— Data rows —
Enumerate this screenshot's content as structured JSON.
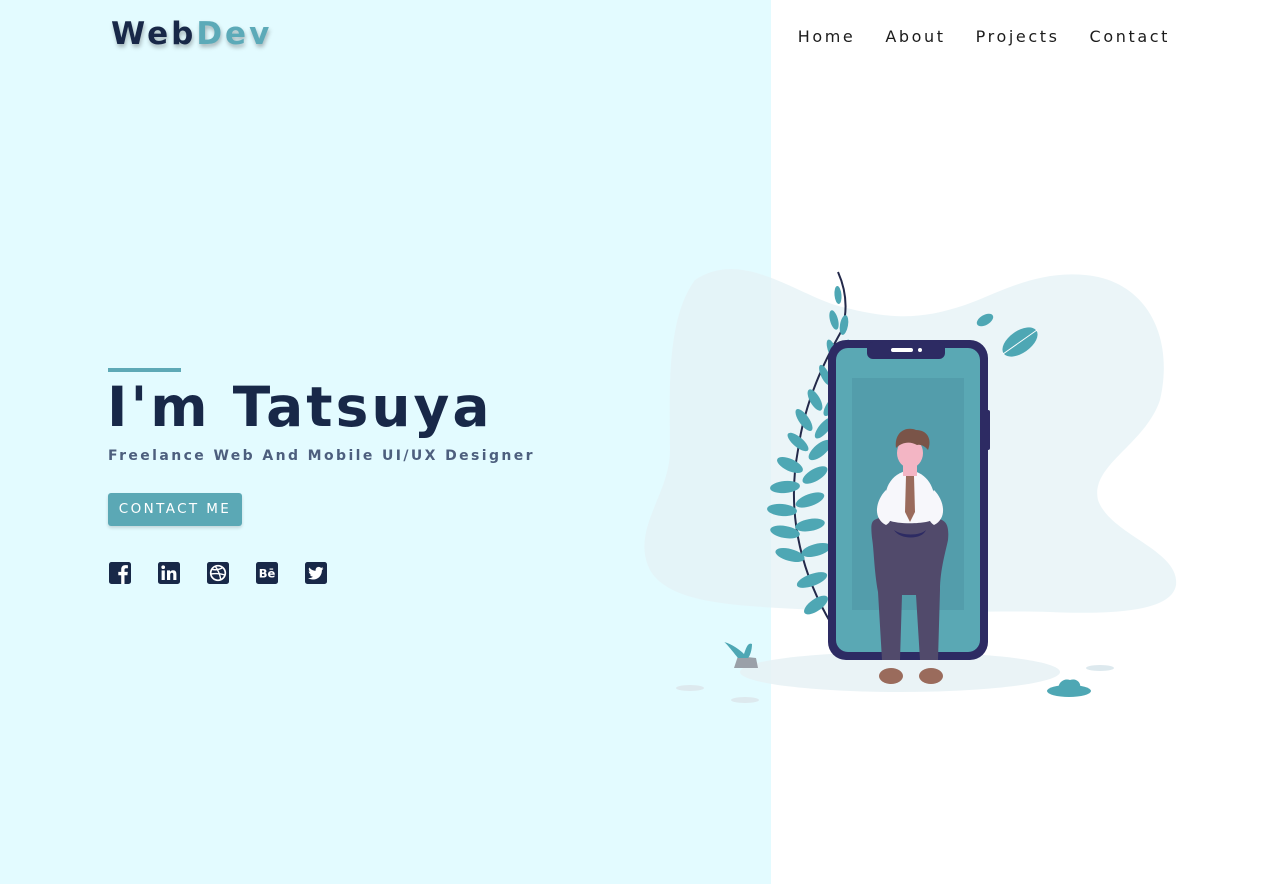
{
  "brand": {
    "part1": "Web",
    "part2": "Dev"
  },
  "nav": {
    "items": [
      {
        "label": "Home"
      },
      {
        "label": "About"
      },
      {
        "label": "Projects"
      },
      {
        "label": "Contact"
      }
    ]
  },
  "hero": {
    "title": "I'm Tatsuya",
    "subtitle": "Freelance Web And Mobile UI/UX Designer",
    "cta_label": "CONTACT ME"
  },
  "social": {
    "icons": [
      "facebook-icon",
      "linkedin-icon",
      "dribbble-icon",
      "behance-icon",
      "twitter-icon"
    ],
    "behance_text": "Bē"
  },
  "colors": {
    "left_background": "#e3fbff",
    "navy": "#182848",
    "accent": "#5ba8b5",
    "phone_frame": "#2d2b63"
  }
}
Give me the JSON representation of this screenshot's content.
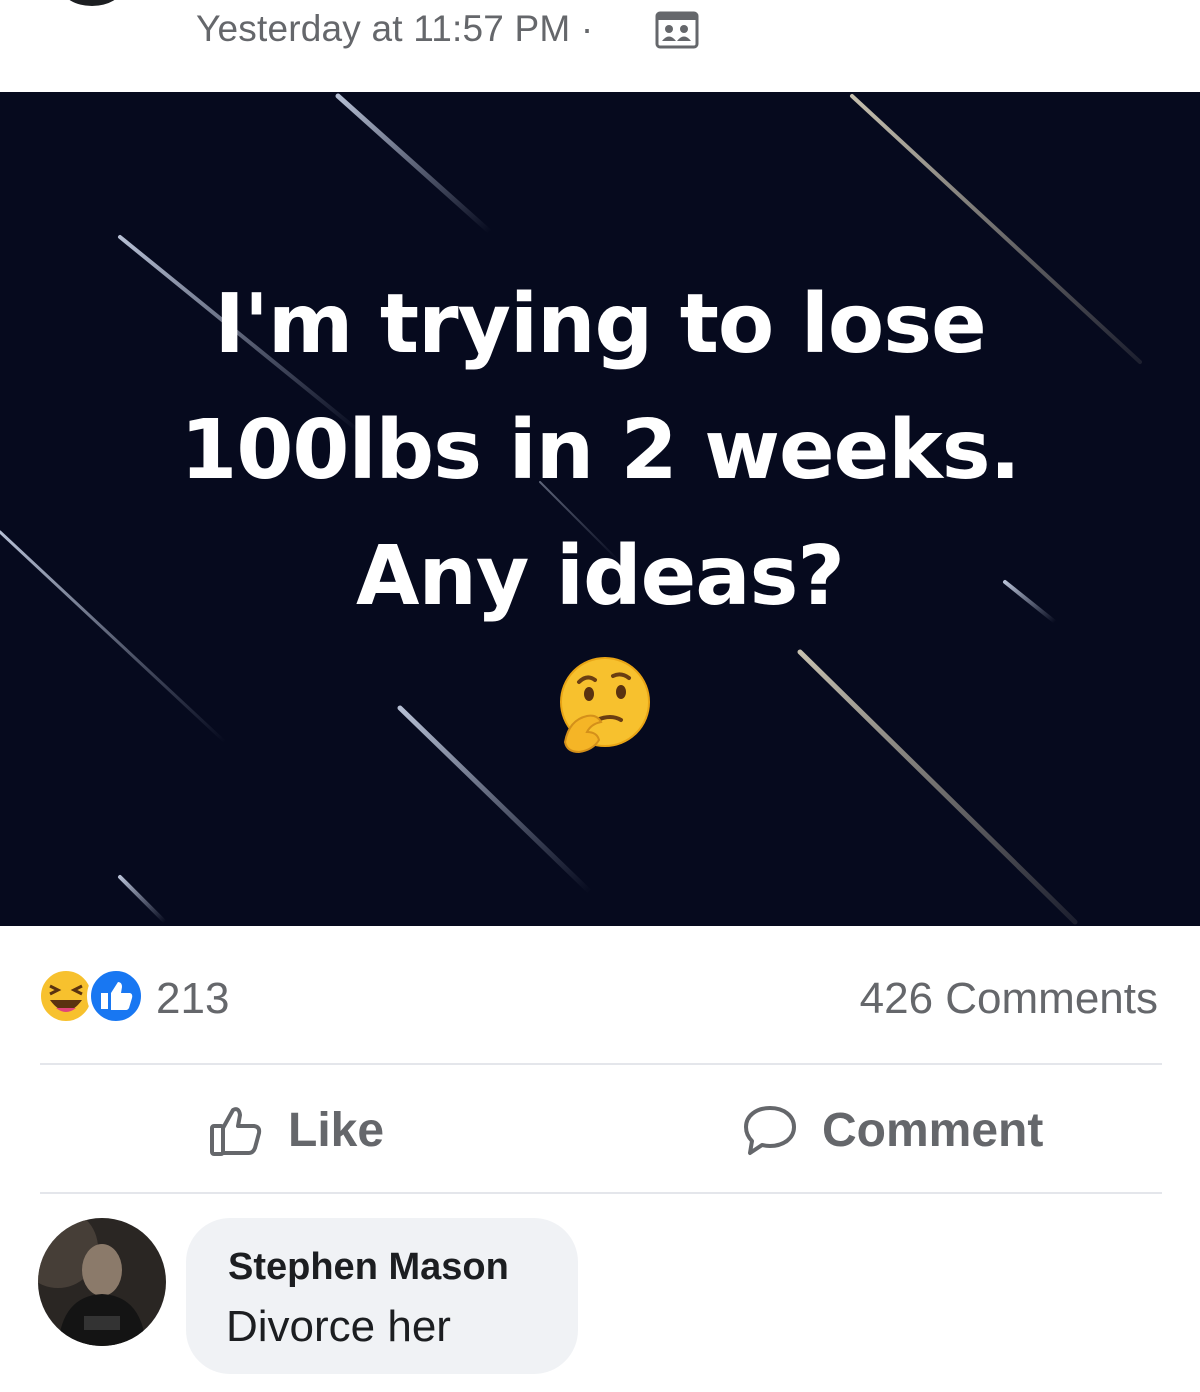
{
  "post": {
    "timestamp": "Yesterday at 11:57 PM ·",
    "privacy_icon": "friends-list-icon",
    "image_text_lines": [
      "I'm trying to lose",
      "100lbs in 2 weeks.",
      "Any ideas?"
    ],
    "image_emoji": "thinking-face-emoji",
    "image_background": "#060a1e"
  },
  "stats": {
    "reactions": [
      "haha-reaction-icon",
      "like-reaction-icon"
    ],
    "reaction_count": "213",
    "comment_count": "426 Comments"
  },
  "actions": {
    "like_label": "Like",
    "comment_label": "Comment"
  },
  "comments": [
    {
      "author": "Stephen Mason",
      "text": "Divorce her"
    }
  ],
  "colors": {
    "secondary_text": "#65676b",
    "primary_text": "#1c1e21",
    "divider": "#e4e6eb",
    "comment_bubble": "#f0f2f5",
    "like_blue": "#1877f2"
  }
}
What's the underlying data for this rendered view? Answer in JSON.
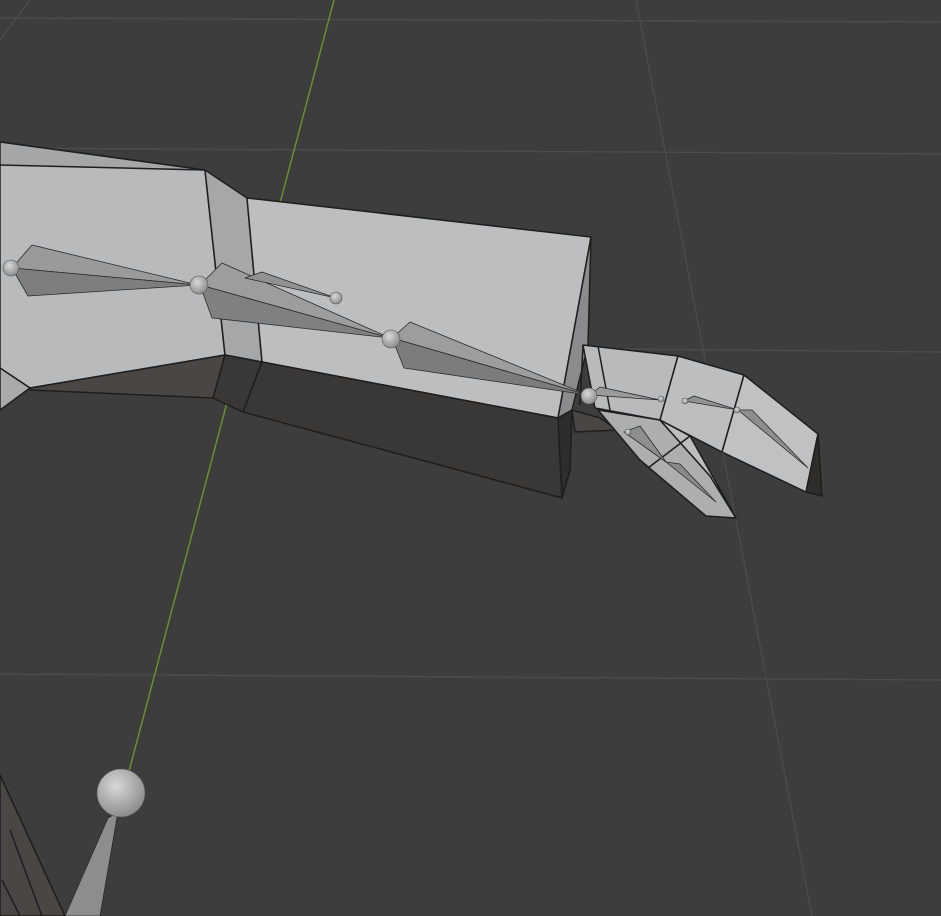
{
  "viewport": {
    "background_color": "#3d3d3d",
    "grid_line_color": "#4a4a4a",
    "y_axis_color": "#6a8f2e"
  },
  "mesh": {
    "light_face_color": "#b9babb",
    "mid_face_color": "#a9aaab",
    "dark_face_color": "#3a3836",
    "edge_color": "#1e1e1e"
  },
  "armature": {
    "bone_color": "#8a8a8a",
    "joint_color": "#b4b4b4"
  }
}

— What the exercise asks —
Which lines include the word "screenshot"? Copy every one of them.

— Answer in full —
Enumerate this screenshot's content as structured JSON.
Give me the JSON representation of this screenshot's content.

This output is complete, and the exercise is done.